Aim. Report each line of the data that has "①表疑问语气" somewhere in it.

Saved data entries
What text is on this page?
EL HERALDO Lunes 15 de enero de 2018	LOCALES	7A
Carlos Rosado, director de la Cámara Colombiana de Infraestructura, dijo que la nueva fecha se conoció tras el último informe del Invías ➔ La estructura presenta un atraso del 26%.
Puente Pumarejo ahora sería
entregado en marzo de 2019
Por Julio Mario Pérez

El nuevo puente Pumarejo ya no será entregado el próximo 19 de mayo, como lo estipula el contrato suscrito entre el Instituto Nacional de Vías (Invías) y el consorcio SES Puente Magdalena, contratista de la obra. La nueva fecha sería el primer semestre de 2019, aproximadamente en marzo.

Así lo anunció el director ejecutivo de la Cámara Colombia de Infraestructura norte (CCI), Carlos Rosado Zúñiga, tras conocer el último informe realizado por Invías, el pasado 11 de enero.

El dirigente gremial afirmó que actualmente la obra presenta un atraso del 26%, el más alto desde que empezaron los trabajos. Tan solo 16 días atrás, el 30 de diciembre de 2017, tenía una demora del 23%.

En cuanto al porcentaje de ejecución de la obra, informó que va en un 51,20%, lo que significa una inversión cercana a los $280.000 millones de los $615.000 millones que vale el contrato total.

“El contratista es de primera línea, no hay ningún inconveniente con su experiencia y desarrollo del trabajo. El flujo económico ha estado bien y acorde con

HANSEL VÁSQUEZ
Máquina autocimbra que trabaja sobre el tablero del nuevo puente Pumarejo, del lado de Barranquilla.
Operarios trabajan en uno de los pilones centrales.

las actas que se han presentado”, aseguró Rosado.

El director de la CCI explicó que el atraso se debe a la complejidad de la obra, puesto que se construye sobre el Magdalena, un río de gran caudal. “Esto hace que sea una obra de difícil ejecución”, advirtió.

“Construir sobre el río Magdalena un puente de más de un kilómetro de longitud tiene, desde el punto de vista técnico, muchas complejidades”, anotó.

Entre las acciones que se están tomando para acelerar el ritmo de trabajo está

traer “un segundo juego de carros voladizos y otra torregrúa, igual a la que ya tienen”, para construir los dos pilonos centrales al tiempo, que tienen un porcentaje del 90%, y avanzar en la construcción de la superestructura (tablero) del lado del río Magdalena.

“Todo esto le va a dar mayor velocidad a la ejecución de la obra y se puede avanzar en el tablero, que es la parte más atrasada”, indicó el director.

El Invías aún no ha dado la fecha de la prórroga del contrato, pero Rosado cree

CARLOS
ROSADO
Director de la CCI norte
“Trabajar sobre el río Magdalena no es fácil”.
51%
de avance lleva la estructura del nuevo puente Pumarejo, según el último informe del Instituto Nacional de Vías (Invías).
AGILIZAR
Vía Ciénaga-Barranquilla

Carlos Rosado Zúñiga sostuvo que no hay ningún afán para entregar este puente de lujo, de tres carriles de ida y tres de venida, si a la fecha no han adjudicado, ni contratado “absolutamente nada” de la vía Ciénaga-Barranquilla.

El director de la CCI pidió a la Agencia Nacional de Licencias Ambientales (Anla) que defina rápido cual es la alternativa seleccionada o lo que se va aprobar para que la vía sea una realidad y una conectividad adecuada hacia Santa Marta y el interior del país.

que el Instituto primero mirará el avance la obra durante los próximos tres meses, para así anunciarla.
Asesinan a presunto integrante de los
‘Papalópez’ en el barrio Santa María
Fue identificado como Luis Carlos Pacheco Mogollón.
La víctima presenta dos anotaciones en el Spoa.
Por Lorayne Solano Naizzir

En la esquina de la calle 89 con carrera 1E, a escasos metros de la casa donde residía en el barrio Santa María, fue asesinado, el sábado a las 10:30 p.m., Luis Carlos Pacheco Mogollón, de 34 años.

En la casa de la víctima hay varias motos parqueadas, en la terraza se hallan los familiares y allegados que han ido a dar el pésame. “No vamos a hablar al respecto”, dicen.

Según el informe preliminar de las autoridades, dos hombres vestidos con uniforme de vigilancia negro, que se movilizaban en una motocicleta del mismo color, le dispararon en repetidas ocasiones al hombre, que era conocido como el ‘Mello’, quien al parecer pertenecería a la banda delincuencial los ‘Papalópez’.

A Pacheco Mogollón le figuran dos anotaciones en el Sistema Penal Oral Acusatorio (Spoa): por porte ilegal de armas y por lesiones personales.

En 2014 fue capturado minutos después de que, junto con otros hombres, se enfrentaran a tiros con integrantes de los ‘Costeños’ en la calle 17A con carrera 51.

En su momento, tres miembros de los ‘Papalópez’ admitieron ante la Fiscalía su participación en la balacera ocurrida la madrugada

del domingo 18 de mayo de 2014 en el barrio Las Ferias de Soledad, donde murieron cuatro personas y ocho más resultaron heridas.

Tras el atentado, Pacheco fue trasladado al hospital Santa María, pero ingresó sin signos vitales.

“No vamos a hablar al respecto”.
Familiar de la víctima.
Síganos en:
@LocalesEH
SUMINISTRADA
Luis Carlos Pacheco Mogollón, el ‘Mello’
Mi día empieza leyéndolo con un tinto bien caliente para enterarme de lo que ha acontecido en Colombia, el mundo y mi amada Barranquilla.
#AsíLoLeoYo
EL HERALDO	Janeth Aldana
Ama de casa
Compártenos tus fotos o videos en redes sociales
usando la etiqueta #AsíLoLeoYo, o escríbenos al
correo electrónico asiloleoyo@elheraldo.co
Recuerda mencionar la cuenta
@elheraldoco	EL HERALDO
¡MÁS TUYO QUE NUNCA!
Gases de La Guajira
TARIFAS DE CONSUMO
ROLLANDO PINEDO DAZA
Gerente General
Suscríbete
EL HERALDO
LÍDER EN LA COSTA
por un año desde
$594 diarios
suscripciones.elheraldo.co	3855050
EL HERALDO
==
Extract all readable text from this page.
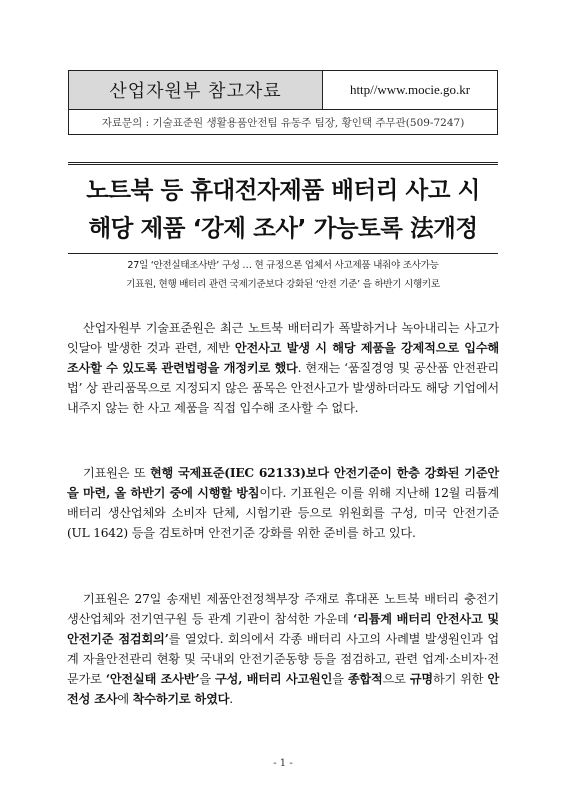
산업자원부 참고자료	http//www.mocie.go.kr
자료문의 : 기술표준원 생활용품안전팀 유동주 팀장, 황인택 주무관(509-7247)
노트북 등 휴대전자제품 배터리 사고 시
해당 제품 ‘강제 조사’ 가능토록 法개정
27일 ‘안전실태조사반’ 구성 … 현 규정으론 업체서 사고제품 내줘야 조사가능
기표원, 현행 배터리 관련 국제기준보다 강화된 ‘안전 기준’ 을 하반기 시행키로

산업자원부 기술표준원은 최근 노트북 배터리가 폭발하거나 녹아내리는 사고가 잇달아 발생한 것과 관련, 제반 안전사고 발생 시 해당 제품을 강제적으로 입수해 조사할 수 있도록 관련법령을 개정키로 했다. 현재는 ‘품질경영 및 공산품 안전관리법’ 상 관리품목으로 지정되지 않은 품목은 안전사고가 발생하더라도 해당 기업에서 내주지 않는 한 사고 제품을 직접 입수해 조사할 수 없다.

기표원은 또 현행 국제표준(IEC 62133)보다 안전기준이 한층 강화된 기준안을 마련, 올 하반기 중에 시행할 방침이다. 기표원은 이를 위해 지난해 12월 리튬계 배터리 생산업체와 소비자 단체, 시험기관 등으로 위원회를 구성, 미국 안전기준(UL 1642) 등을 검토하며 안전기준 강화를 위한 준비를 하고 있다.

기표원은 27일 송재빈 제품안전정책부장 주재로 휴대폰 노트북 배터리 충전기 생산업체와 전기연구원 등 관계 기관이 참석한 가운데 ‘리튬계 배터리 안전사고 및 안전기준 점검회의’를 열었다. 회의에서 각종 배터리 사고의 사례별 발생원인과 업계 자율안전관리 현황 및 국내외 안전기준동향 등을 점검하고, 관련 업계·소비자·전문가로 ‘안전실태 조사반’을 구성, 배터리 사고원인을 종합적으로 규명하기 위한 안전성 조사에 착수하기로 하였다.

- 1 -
--
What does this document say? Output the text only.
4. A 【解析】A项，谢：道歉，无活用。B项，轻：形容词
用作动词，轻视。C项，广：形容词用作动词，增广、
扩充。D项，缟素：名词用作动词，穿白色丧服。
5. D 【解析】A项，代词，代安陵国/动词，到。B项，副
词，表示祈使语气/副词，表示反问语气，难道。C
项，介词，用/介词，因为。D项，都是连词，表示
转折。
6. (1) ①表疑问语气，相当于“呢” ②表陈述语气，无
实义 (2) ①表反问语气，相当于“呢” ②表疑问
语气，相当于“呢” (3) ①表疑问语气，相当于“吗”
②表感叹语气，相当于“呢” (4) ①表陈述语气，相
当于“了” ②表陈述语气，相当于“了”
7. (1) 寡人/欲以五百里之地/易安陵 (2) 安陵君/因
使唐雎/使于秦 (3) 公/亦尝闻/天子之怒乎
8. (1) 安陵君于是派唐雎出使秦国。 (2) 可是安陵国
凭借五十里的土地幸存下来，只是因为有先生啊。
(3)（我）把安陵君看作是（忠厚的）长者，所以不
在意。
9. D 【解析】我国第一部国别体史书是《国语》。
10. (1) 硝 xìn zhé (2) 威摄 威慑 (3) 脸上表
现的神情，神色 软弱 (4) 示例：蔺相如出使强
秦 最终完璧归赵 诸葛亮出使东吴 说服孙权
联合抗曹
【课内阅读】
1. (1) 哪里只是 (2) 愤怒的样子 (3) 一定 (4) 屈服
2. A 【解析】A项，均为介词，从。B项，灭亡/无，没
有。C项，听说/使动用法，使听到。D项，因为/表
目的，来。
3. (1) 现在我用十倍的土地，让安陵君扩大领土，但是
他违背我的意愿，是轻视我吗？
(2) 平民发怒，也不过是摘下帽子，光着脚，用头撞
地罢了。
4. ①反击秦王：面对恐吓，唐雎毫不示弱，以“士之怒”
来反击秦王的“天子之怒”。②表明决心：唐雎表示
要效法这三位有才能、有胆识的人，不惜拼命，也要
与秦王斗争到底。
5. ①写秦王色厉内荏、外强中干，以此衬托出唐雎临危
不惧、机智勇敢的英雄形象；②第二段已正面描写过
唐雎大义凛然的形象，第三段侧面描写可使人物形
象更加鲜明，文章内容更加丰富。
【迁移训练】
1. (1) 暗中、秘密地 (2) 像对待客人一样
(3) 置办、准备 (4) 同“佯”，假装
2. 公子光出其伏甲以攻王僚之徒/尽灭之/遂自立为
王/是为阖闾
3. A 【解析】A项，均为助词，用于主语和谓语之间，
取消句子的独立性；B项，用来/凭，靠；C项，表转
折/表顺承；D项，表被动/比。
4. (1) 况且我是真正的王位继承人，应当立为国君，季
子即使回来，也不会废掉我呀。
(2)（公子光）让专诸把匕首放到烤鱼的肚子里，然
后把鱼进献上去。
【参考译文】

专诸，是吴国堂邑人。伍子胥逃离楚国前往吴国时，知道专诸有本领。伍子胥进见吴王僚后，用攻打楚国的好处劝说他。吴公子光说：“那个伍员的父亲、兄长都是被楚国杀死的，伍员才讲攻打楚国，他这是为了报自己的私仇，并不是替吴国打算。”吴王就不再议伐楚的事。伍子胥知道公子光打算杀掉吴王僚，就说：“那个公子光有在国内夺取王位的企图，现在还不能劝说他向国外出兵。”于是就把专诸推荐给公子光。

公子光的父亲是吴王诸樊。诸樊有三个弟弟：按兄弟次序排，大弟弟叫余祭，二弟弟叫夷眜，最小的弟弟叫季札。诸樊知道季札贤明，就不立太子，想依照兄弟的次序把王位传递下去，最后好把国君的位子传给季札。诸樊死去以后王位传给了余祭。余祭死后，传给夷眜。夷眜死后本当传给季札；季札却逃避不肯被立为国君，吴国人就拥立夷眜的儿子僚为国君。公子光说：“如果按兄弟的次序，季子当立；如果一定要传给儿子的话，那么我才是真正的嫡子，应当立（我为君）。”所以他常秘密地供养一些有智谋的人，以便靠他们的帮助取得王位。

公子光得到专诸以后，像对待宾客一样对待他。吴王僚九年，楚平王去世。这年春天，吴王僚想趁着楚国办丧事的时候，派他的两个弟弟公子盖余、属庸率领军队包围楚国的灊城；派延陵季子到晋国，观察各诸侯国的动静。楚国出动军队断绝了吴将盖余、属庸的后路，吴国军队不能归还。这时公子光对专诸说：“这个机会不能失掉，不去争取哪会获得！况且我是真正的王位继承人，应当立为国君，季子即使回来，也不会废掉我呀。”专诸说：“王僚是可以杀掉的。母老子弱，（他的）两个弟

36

Correct output.
6. (1) ①表疑问语气，相当于“呢” ②表陈述语气，无
语气，相当于“呢” (3) ①表疑问语气，相当于“吗”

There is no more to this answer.